Stored entries:
--- begin ---

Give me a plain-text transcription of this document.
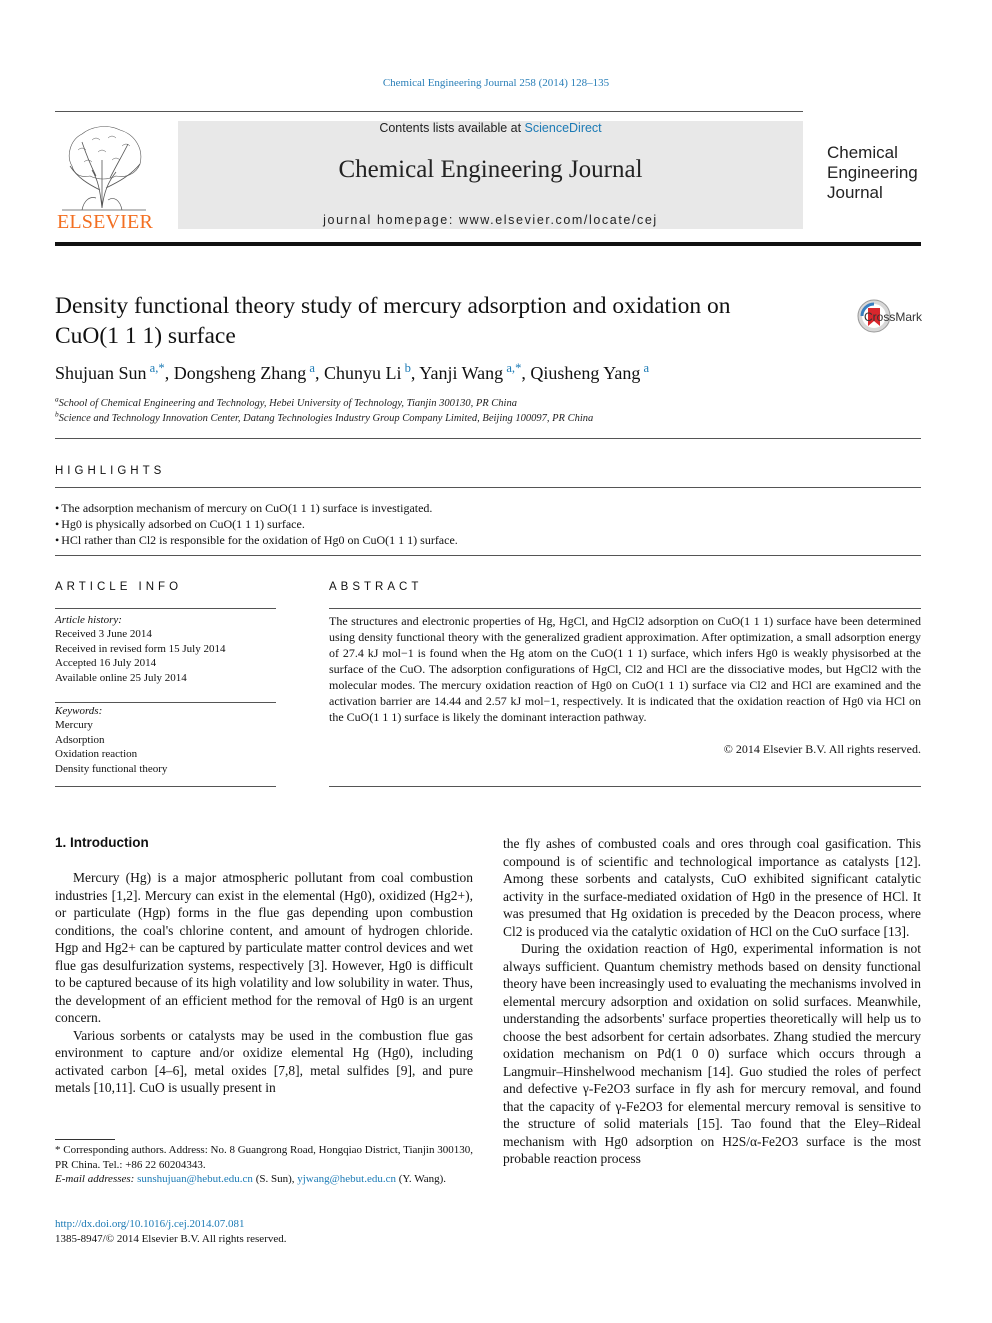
Chemical Engineering Journal 258 (2014) 128–135
ELSEVIER
Contents lists available at ScienceDirect
Chemical Engineering Journal
journal homepage: www.elsevier.com/locate/cej
Chemical
Engineering
Journal
Density functional theory study of mercury adsorption and oxidation on CuO(1 1 1) surface
CrossMark
Shujuan Sun $^{a,*}$, Dongsheng Zhang $^a$, Chunyu Li $^b$, Yanji Wang $^{a,*}$, Qiusheng Yang $^a$
$^a$School of Chemical Engineering and Technology, Hebei University of Technology, Tianjin 300130, PR China
$^b$Science and Technology Innovation Center, Datang Technologies Industry Group Company Limited, Beijing 100097, PR China
HIGHLIGHTS
• The adsorption mechanism of mercury on CuO(1 1 1) surface is investigated.
• Hg0 is physically adsorbed on CuO(1 1 1) surface.
• HCl rather than Cl2 is responsible for the oxidation of Hg0 on CuO(1 1 1) surface.
ARTICLE INFO
Article history:
Received 3 June 2014
Received in revised form 15 July 2014
Accepted 16 July 2014
Available online 25 July 2014
Keywords:
Mercury
Adsorption
Oxidation reaction
Density functional theory
ABSTRACT
The structures and electronic properties of Hg, HgCl, and HgCl2 adsorption on CuO(1 1 1) surface have been determined using density functional theory with the generalized gradient approximation. After optimization, a small adsorption energy of 27.4 kJ mol−1 is found when the Hg atom on the CuO(1 1 1) surface, which infers Hg0 is weakly physisorbed at the surface of the CuO. The adsorption configurations of HgCl, Cl2 and HCl are the dissociative modes, but HgCl2 with the molecular modes. The mercury oxidation reaction of Hg0 on CuO(1 1 1) surface via Cl2 and HCl are examined and the activation barrier are 14.44 and 2.57 kJ mol−1, respectively. It is indicated that the oxidation reaction of Hg0 via HCl on the CuO(1 1 1) surface is likely the dominant interaction pathway.
© 2014 Elsevier B.V. All rights reserved.
1. Introduction

Mercury (Hg) is a major atmospheric pollutant from coal combustion industries [1,2]. Mercury can exist in the elemental (Hg0), oxidized (Hg2+), or particulate (Hgp) forms in the flue gas depending upon combustion conditions, the coal's chlorine content, and amount of hydrogen chloride. Hgp and Hg2+ can be captured by particulate matter control devices and wet flue gas desulfurization systems, respectively [3]. However, Hg0 is difficult to be captured because of its high volatility and low solubility in water. Thus, the development of an efficient method for the removal of Hg0 is an urgent concern.

Various sorbents or catalysts may be used in the combustion flue gas environment to capture and/or oxidize elemental Hg (Hg0), including activated carbon [4–6], metal oxides [7,8], metal sulfides [9], and pure metals [10,11]. CuO is usually present in

the fly ashes of combusted coals and ores through coal gasification. This compound is of scientific and technological importance as catalysts [12]. Among these sorbents and catalysts, CuO exhibited significant catalytic activity in the surface-mediated oxidation of Hg0 in the presence of HCl. It was presumed that Hg oxidation is preceded by the Deacon process, where Cl2 is produced via the catalytic oxidation of HCl on the CuO surface [13].

During the oxidation reaction of Hg0, experimental information is not always sufficient. Quantum chemistry methods based on density functional theory have been increasingly used to evaluating the mechanisms involved in elemental mercury adsorption and oxidation on solid surfaces. Meanwhile, understanding the adsorbents' surface properties theoretically will help us to choose the best adsorbent for certain adsorbates. Zhang studied the mercury oxidation mechanism on Pd(1 0 0) surface which occurs through a Langmuir–Hinshelwood mechanism [14]. Guo studied the roles of perfect and defective γ-Fe2O3 surface in fly ash for mercury removal, and found that the capacity of γ-Fe2O3 for elemental mercury removal is sensitive to the structure of solid materials [15]. Tao found that the Eley–Rideal mechanism with Hg0 adsorption on H2S/α-Fe2O3 surface is the most probable reaction process

* Corresponding authors. Address: No. 8 Guangrong Road, Hongqiao District, Tianjin 300130, PR China. Tel.: +86 22 60204343.
E-mail addresses: sunshujuan@hebut.edu.cn (S. Sun), yjwang@hebut.edu.cn (Y. Wang).
http://dx.doi.org/10.1016/j.cej.2014.07.081
1385-8947/© 2014 Elsevier B.V. All rights reserved.
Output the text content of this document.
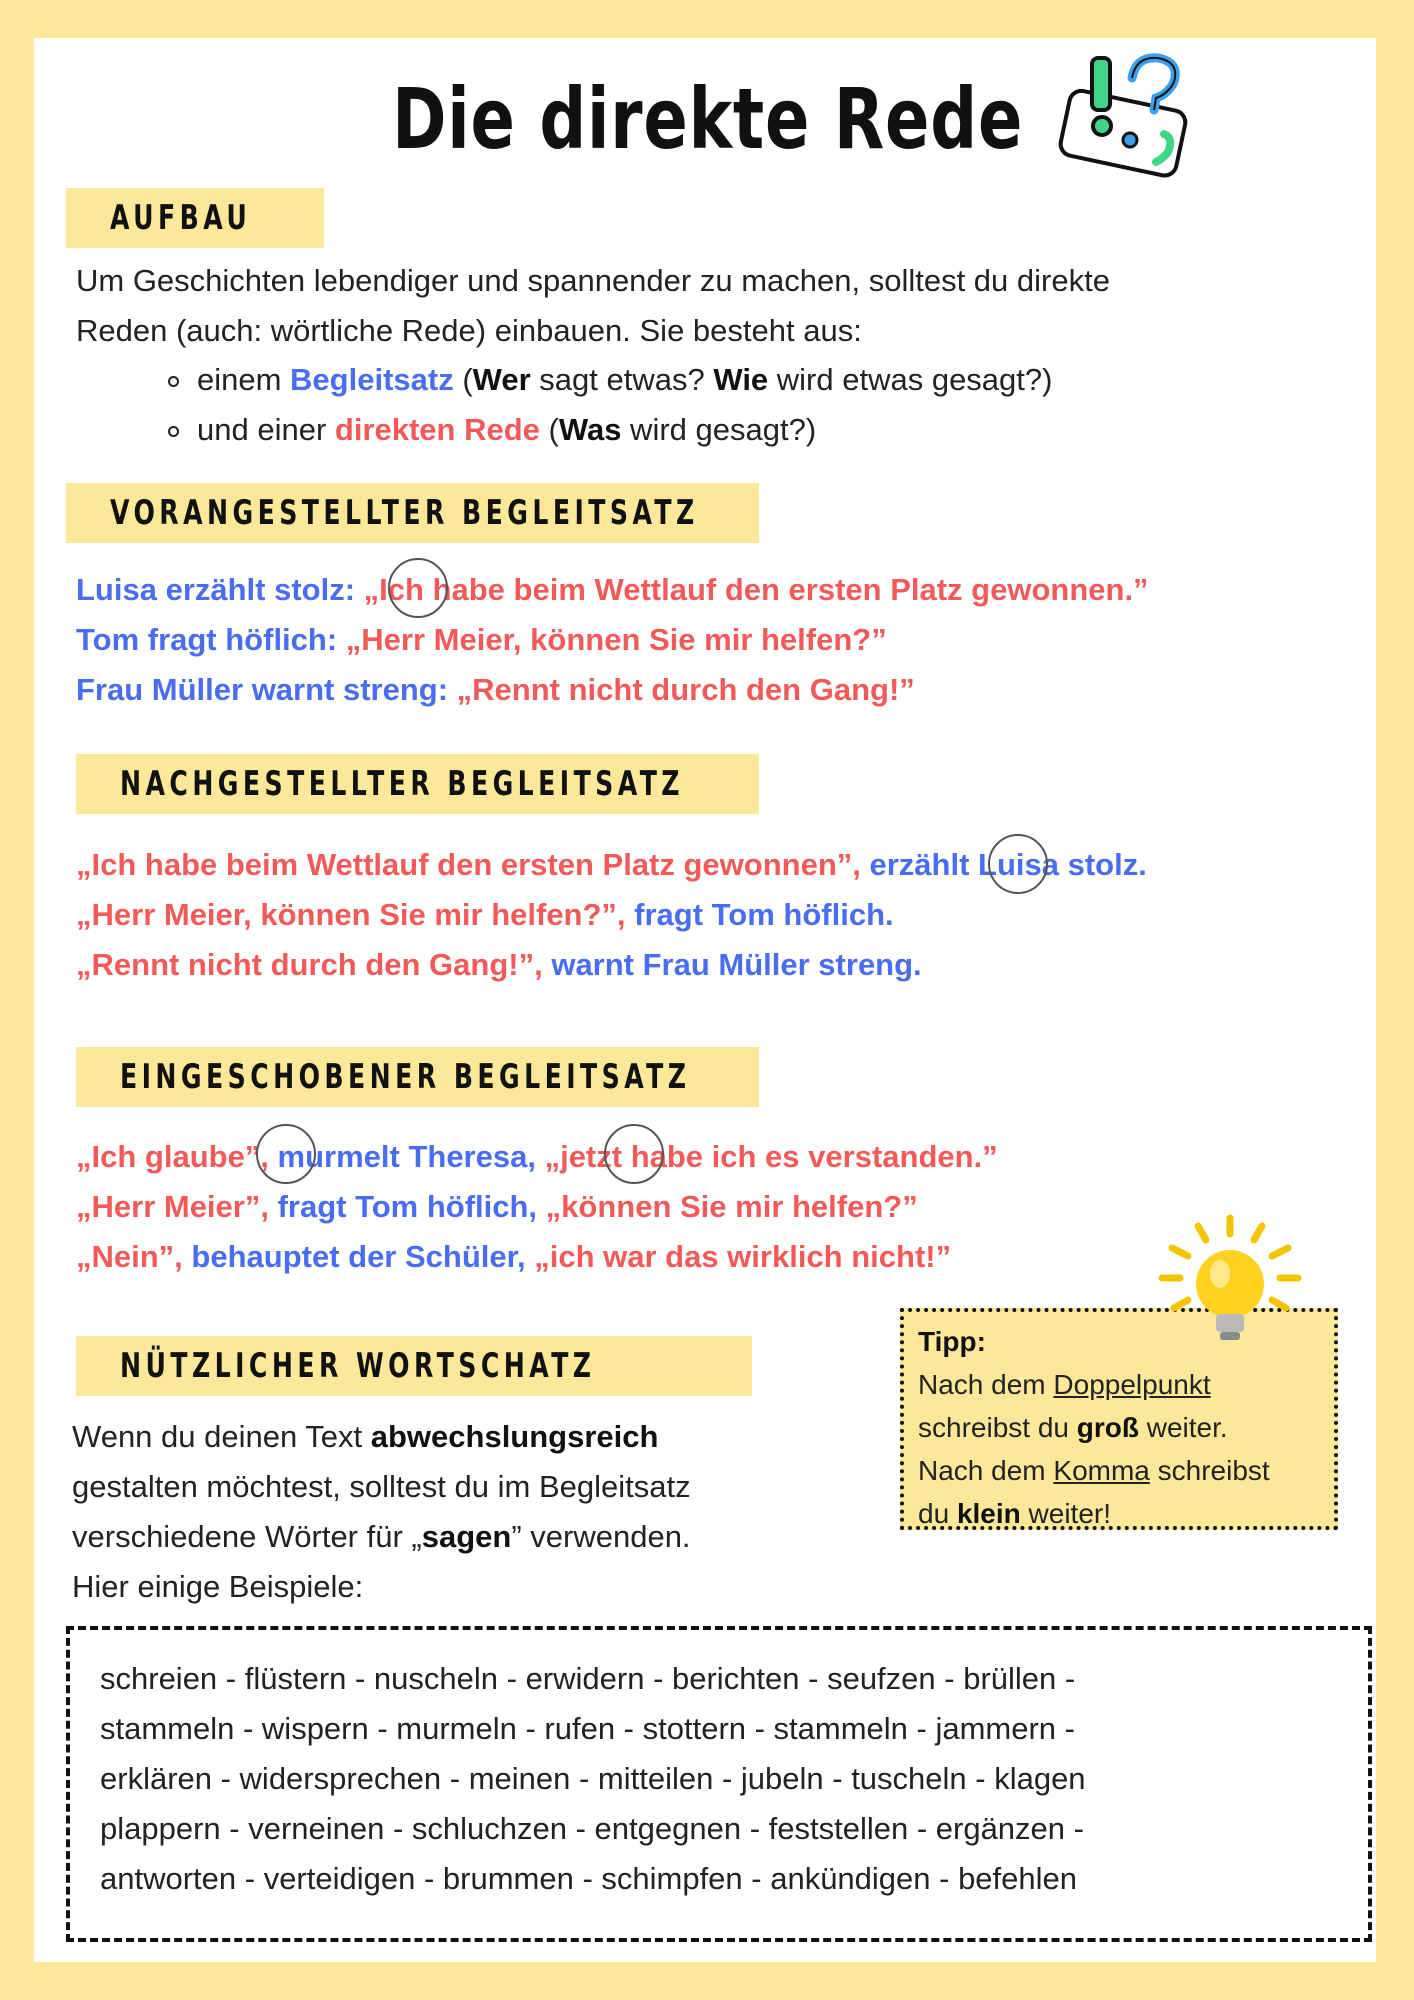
Die direkte Rede
AUFBAU
Um Geschichten lebendiger und spannender zu machen, solltest du direkte
Reden (auch: wörtliche Rede) einbauen. Sie besteht aus:
einem Begleitsatz (Wer sagt etwas? Wie wird etwas gesagt?)
und einer direkten Rede (Was wird gesagt?)
VORANGESTELLTER BEGLEITSATZ
Luisa erzählt stolz: „Ich habe beim Wettlauf den ersten Platz gewonnen.”
Tom fragt höflich: „Herr Meier, können Sie mir helfen?”
Frau Müller warnt streng: „Rennt nicht durch den Gang!”
NACHGESTELLTER BEGLEITSATZ
„Ich habe beim Wettlauf den ersten Platz gewonnen”, erzählt Luisa stolz.
„Herr Meier, können Sie mir helfen?”, fragt Tom höflich.
„Rennt nicht durch den Gang!”, warnt Frau Müller streng.
EINGESCHOBENER BEGLEITSATZ
„Ich glaube”, murmelt Theresa, „jetzt habe ich es verstanden.”
„Herr Meier”, fragt Tom höflich, „können Sie mir helfen?”
„Nein”, behauptet der Schüler, „ich war das wirklich nicht!”
Tipp:
Nach dem Doppelpunkt
schreibst du groß weiter.
Nach dem Komma schreibst
du klein weiter!
NÜTZLICHER WORTSCHATZ
Wenn du deinen Text abwechslungsreich
gestalten möchtest, solltest du im Begleitsatz
verschiedene Wörter für „sagen” verwenden.
Hier einige Beispiele:
schreien - flüstern - nuscheln - erwidern - berichten - seufzen - brüllen -
stammeln - wispern - murmeln - rufen - stottern - stammeln - jammern -
erklären - widersprechen - meinen - mitteilen - jubeln - tuscheln - klagen
plappern - verneinen - schluchzen - entgegnen - feststellen - ergänzen -
antworten - verteidigen - brummen - schimpfen - ankündigen - befehlen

--- end ---

GIVEN REQUEST: Scan the lines above for "Gang", then copy every one that has it.

THE RESULT:
Frau Müller warnt streng: „Rennt nicht durch den Gang!”
„Rennt nicht durch den Gang!”, warnt Frau Müller streng.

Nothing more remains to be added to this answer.